* DIRECTION
Print all the data, keeping every line exactly as it is.

BEGIN DATA FOR PROCESSING

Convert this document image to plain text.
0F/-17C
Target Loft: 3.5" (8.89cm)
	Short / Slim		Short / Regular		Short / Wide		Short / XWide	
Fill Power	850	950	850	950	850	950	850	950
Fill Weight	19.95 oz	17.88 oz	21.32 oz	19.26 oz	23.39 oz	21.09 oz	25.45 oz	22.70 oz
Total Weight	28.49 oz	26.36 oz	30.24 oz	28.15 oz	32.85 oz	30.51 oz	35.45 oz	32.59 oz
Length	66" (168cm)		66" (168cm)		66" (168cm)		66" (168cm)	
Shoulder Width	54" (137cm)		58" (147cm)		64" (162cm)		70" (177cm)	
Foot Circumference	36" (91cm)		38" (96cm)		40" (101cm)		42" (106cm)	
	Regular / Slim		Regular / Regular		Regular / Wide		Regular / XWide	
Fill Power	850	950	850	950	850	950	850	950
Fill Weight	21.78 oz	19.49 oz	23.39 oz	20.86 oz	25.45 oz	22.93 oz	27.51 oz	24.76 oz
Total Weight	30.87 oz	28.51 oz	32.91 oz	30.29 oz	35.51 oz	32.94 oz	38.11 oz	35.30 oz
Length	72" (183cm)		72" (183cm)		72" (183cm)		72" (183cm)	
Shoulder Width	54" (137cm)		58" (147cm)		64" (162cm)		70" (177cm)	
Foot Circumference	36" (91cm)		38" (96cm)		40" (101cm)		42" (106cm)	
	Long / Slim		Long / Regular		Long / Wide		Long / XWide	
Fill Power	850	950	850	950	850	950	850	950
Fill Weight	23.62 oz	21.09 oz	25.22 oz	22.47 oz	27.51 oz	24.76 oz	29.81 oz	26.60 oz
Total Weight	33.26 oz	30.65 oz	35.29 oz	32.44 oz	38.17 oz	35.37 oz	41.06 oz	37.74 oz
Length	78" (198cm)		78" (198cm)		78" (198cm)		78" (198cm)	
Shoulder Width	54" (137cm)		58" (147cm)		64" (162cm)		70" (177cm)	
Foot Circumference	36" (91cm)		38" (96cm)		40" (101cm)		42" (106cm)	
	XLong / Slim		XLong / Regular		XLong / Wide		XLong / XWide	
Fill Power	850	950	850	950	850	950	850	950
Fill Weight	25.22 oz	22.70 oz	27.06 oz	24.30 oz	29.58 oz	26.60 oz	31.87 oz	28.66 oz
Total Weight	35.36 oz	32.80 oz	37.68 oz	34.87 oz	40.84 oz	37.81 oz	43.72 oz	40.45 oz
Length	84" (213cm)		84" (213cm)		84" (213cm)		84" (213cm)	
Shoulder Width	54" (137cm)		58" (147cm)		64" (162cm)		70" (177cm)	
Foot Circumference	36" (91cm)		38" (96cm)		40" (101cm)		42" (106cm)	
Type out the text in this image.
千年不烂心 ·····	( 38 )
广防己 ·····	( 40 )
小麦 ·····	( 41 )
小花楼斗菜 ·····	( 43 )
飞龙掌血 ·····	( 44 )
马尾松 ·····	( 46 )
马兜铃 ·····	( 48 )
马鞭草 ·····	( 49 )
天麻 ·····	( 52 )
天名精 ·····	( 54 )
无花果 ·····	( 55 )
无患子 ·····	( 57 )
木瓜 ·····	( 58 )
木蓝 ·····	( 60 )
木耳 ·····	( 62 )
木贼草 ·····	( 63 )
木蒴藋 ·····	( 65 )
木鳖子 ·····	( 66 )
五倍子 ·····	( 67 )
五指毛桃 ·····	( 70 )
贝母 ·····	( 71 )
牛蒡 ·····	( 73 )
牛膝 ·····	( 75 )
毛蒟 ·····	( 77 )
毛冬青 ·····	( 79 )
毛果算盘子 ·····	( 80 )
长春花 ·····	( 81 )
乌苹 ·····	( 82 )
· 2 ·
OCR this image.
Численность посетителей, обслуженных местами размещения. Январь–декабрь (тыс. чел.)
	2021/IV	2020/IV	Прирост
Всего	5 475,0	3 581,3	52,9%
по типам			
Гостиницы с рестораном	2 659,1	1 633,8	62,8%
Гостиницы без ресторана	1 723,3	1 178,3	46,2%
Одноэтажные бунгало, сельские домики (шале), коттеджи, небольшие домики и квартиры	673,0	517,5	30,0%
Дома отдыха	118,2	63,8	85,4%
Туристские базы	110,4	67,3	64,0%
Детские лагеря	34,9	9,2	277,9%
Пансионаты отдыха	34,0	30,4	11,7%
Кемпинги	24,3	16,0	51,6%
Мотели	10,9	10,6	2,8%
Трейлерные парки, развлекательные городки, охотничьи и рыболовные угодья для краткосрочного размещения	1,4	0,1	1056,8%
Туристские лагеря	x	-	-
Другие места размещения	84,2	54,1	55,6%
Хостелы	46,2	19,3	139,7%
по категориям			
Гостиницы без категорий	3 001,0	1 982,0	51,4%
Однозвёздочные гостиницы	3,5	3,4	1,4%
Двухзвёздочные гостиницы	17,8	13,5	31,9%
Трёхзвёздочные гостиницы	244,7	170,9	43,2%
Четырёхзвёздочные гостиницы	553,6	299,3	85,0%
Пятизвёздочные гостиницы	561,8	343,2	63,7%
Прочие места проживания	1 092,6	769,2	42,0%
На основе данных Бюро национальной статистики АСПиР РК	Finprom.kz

END DATA FOR PROCESSING

* PROBLEM SOLUTION
Convert this document image to plain text.
0F/-17C
Target Loft: 3.5" (8.89cm)
	Short / Slim		Short / Regular		Short / Wide		Short / XWide	
Fill Power	850	950	850	950	850	950	850	950
Fill Weight	19.95 oz	17.88 oz	21.32 oz	19.26 oz	23.39 oz	21.09 oz	25.45 oz	22.70 oz
Total Weight	28.49 oz	26.36 oz	30.24 oz	28.15 oz	32.85 oz	30.51 oz	35.45 oz	32.59 oz
Length	66" (168cm)		66" (168cm)		66" (168cm)		66" (168cm)	
Shoulder Width	54" (137cm)		58" (147cm)		64" (162cm)		70" (177cm)	
Foot Circumference	36" (91cm)		38" (96cm)		40" (101cm)		42" (106cm)	
	Regular / Slim		Regular / Regular		Regular / Wide		Regular / XWide	
Fill Power	850	950	850	950	850	950	850	950
Fill Weight	21.78 oz	19.49 oz	23.39 oz	20.86 oz	25.45 oz	22.93 oz	27.51 oz	24.76 oz
Total Weight	30.87 oz	28.51 oz	32.91 oz	30.29 oz	35.51 oz	32.94 oz	38.11 oz	35.30 oz
Length	72" (183cm)		72" (183cm)		72" (183cm)		72" (183cm)	
Shoulder Width	54" (137cm)		58" (147cm)		64" (162cm)		70" (177cm)	
Foot Circumference	36" (91cm)		38" (96cm)		40" (101cm)		42" (106cm)	
	Long / Slim		Long / Regular		Long / Wide		Long / XWide	
Fill Power	850	950	850	950	850	950	850	950
Fill Weight	23.62 oz	21.09 oz	25.22 oz	22.47 oz	27.51 oz	24.76 oz	29.81 oz	26.60 oz
Total Weight	33.26 oz	30.65 oz	35.29 oz	32.44 oz	38.17 oz	35.37 oz	41.06 oz	37.74 oz
Length	78" (198cm)		78" (198cm)		78" (198cm)		78" (198cm)	
Shoulder Width	54" (137cm)		58" (147cm)		64" (162cm)		70" (177cm)	
Foot Circumference	36" (91cm)		38" (96cm)		40" (101cm)		42" (106cm)	
	XLong / Slim		XLong / Regular		XLong / Wide		XLong / XWide	
Fill Power	850	950	850	950	850	950	850	950
Fill Weight	25.22 oz	22.70 oz	27.06 oz	24.30 oz	29.58 oz	26.60 oz	31.87 oz	28.66 oz
Total Weight	35.36 oz	32.80 oz	37.68 oz	34.87 oz	40.84 oz	37.81 oz	43.72 oz	40.45 oz
Length	84" (213cm)		84" (213cm)		84" (213cm)		84" (213cm)	
Shoulder Width	54" (137cm)		58" (147cm)		64" (162cm)		70" (177cm)	
Foot Circumference	36" (91cm)		38" (96cm)		40" (101cm)		42" (106cm)	
Type out the text in this image.
千年不烂心 ·····	( 38 )
广防己 ·····	( 40 )
小麦 ·····	( 41 )
小花楼斗菜 ·····	( 43 )
飞龙掌血 ·····	( 44 )
马尾松 ·····	( 46 )
马兜铃 ·····	( 48 )
马鞭草 ·····	( 49 )
天麻 ·····	( 52 )
天名精 ·····	( 54 )
无花果 ·····	( 55 )
无患子 ·····	( 57 )
木瓜 ·····	( 58 )
木蓝 ·····	( 60 )
木耳 ·····	( 62 )
木贼草 ·····	( 63 )
木蒴藋 ·····	( 65 )
木鳖子 ·····	( 66 )
五倍子 ·····	( 67 )
五指毛桃 ·····	( 70 )
贝母 ·····	( 71 )
牛蒡 ·····	( 73 )
牛膝 ·····	( 75 )
毛蒟 ·····	( 77 )
毛冬青 ·····	( 79 )
毛果算盘子 ·····	( 80 )
长春花 ·····	( 81 )
乌苹 ·····	( 82 )
· 2 ·
OCR this image.
Численность посетителей, обслуженных местами размещения. Январь–декабрь (тыс. чел.)
	2021/IV	2020/IV	Прирост
Всего	5 475,0	3 581,3	52,9%
по типам			
Гостиницы с рестораном	2 659,1	1 633,8	62,8%
Гостиницы без ресторана	1 723,3	1 178,3	46,2%
Одноэтажные бунгало, сельские домики (шале), коттеджи, небольшие домики и квартиры	673,0	517,5	30,0%
Дома отдыха	118,2	63,8	85,4%
Туристские базы	110,4	67,3	64,0%
Детские лагеря	34,9	9,2	277,9%
Пансионаты отдыха	34,0	30,4	11,7%
Кемпинги	24,3	16,0	51,6%
Мотели	10,9	10,6	2,8%
Трейлерные парки, развлекательные городки, охотничьи и рыболовные угодья для краткосрочного размещения	1,4	0,1	1056,8%
Туристские лагеря	x	-	-
Другие места размещения	84,2	54,1	55,6%
Хостелы	46,2	19,3	139,7%
по категориям			
Гостиницы без категорий	3 001,0	1 982,0	51,4%
Однозвёздочные гостиницы	3,5	3,4	1,4%
Двухзвёздочные гостиницы	17,8	13,5	31,9%
Трёхзвёздочные гостиницы	244,7	170,9	43,2%
Четырёхзвёздочные гостиницы	553,6	299,3	85,0%
Пятизвёздочные гостиницы	561,8	343,2	63,7%
Прочие места проживания	1 092,6	769,2	42,0%
На основе данных Бюро национальной статистики АСПиР РК	Finprom.kz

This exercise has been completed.